Problem to work on — Scan the records below for lines with the word "content", then state how many you find and nothing else.

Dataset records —
▬▬▬▬▬▬▬▬▬▬

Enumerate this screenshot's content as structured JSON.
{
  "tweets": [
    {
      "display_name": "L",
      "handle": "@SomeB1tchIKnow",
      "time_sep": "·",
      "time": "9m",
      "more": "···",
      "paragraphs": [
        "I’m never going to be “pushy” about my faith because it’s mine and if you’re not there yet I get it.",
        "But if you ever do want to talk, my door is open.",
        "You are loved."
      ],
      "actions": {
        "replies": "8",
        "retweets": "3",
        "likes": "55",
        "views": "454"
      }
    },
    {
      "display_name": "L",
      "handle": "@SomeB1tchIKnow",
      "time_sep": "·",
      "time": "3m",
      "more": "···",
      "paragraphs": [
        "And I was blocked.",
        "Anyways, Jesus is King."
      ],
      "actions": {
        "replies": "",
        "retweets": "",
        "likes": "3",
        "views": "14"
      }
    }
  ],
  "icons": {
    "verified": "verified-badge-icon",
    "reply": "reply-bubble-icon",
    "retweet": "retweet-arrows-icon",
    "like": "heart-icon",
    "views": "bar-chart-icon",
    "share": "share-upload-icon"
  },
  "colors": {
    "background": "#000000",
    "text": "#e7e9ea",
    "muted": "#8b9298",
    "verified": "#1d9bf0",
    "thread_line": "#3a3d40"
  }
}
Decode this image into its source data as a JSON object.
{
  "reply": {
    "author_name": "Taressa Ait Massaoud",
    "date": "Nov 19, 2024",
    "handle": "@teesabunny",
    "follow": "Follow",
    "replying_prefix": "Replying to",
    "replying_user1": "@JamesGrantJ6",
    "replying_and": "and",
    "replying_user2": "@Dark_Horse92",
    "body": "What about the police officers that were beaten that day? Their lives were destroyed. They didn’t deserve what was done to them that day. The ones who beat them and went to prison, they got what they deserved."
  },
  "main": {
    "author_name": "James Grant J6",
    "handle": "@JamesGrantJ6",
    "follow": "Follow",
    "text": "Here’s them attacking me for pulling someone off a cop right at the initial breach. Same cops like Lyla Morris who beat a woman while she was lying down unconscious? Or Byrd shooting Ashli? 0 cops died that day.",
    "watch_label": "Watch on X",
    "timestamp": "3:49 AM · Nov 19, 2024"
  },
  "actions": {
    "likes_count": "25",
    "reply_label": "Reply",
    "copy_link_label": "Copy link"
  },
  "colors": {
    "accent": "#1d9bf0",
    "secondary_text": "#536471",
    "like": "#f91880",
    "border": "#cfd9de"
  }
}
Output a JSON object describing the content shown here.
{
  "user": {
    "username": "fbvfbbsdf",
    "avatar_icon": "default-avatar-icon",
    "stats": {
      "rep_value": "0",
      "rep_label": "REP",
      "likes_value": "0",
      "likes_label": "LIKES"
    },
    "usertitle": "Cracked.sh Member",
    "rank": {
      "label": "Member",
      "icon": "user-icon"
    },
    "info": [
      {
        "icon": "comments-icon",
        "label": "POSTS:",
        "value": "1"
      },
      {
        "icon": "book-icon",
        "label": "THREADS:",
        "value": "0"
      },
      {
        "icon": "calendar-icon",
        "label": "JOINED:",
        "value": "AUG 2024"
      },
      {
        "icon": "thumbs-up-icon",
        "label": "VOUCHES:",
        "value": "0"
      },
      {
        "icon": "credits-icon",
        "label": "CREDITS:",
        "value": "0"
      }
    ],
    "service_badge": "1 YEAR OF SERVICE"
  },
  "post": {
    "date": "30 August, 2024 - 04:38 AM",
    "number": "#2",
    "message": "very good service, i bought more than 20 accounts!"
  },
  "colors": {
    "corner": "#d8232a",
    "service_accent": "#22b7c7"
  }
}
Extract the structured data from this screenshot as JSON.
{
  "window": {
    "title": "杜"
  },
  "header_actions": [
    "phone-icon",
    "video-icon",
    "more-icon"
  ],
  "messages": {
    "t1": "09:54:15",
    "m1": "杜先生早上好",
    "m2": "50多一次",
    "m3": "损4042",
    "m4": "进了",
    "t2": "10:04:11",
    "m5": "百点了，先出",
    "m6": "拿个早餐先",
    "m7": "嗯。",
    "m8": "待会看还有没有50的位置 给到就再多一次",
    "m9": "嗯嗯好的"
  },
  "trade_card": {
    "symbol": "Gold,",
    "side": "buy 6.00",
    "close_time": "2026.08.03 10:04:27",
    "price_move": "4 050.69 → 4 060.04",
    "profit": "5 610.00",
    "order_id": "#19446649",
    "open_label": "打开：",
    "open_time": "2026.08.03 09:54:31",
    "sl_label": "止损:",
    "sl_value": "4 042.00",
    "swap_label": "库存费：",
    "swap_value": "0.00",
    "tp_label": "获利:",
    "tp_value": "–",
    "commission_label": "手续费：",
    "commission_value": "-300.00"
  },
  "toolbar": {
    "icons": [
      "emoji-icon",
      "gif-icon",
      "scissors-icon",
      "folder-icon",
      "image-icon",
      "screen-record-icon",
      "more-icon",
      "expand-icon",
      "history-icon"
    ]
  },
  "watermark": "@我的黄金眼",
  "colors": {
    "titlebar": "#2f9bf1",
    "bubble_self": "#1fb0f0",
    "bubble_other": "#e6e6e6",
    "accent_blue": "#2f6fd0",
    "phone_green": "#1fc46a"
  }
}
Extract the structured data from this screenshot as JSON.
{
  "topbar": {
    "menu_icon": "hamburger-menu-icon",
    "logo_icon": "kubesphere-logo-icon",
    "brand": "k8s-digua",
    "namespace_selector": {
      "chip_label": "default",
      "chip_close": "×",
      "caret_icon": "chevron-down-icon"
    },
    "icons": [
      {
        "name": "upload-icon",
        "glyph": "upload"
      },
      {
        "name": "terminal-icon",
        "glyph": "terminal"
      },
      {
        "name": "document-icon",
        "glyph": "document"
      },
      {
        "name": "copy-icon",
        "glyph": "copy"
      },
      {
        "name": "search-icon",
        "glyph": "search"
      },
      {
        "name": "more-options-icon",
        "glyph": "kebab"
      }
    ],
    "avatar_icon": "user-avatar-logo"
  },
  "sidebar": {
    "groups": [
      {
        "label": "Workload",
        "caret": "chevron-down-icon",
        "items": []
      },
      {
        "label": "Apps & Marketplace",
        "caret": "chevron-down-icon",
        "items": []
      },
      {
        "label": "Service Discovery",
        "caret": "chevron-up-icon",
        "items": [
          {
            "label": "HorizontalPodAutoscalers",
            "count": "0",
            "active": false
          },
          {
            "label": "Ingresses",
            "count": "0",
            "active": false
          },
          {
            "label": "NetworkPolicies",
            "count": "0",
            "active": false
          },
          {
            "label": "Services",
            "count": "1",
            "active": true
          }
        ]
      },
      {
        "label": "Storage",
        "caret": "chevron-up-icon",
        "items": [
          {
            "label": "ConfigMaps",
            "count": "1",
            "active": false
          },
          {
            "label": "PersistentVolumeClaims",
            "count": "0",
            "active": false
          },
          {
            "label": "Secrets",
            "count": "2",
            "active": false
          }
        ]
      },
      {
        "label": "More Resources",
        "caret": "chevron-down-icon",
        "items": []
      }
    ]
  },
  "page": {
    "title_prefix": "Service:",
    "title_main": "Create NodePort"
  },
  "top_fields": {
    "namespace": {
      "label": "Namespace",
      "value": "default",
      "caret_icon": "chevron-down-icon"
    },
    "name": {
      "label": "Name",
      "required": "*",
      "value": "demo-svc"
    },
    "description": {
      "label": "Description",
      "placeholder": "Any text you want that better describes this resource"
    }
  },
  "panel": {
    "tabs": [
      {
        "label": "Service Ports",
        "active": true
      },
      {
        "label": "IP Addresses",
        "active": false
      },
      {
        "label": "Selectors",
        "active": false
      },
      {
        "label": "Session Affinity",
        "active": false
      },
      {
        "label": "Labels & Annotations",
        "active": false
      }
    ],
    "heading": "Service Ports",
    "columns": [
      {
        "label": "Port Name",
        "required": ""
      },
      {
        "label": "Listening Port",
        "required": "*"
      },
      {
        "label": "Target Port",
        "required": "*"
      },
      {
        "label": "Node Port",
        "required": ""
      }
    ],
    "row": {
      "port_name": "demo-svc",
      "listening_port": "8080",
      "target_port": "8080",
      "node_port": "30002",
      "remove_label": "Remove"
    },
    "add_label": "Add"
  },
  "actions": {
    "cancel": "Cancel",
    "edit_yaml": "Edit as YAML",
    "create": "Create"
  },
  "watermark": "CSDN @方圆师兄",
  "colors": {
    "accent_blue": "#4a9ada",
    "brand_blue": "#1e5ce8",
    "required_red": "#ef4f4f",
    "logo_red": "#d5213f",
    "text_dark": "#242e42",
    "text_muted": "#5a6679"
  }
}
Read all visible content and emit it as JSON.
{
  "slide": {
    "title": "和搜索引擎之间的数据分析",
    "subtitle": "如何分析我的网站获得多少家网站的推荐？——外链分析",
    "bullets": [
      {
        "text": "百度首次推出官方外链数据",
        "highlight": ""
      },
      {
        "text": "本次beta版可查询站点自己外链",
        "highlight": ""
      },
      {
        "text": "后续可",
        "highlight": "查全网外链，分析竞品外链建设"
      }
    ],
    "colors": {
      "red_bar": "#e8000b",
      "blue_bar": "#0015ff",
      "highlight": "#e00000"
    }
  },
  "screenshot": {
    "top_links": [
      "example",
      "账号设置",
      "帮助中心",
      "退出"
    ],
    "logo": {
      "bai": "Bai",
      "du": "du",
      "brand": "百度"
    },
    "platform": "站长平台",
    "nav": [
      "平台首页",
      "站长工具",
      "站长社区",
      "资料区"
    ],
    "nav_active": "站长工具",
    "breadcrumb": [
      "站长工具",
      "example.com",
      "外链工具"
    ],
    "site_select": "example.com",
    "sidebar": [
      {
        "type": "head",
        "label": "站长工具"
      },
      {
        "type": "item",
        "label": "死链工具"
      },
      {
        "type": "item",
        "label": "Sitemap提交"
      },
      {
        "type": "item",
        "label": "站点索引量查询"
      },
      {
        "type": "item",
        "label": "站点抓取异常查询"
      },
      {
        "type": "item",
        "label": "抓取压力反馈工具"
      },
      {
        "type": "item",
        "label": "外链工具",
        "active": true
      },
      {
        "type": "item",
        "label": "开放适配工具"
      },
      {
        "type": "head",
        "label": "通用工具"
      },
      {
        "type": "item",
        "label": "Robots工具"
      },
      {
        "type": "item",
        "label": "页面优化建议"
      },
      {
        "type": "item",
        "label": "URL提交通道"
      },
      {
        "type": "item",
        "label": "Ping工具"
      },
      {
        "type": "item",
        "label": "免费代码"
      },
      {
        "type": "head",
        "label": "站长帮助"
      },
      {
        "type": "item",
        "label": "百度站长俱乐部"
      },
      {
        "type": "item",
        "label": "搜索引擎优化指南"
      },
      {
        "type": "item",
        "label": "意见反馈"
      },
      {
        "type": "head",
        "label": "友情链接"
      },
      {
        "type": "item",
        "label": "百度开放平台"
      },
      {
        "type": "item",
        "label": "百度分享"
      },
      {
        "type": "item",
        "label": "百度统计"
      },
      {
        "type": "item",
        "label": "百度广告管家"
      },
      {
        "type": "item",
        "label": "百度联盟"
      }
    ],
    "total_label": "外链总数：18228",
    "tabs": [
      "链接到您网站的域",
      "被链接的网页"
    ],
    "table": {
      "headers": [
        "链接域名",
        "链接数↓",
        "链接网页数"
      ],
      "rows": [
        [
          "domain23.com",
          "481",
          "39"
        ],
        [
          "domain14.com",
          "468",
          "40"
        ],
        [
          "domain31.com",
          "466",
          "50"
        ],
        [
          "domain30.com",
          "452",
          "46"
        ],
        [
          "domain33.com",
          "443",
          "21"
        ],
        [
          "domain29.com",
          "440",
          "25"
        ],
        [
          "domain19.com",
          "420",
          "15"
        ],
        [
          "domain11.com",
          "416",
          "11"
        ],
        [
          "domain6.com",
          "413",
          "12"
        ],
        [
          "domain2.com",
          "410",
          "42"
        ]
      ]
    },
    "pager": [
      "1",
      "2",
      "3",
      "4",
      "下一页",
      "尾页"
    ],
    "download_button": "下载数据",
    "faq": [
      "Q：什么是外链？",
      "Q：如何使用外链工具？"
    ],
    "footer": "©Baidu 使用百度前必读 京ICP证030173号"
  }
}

▬▬▬▬▬▬▬▬▬▬

Solved exercise — 3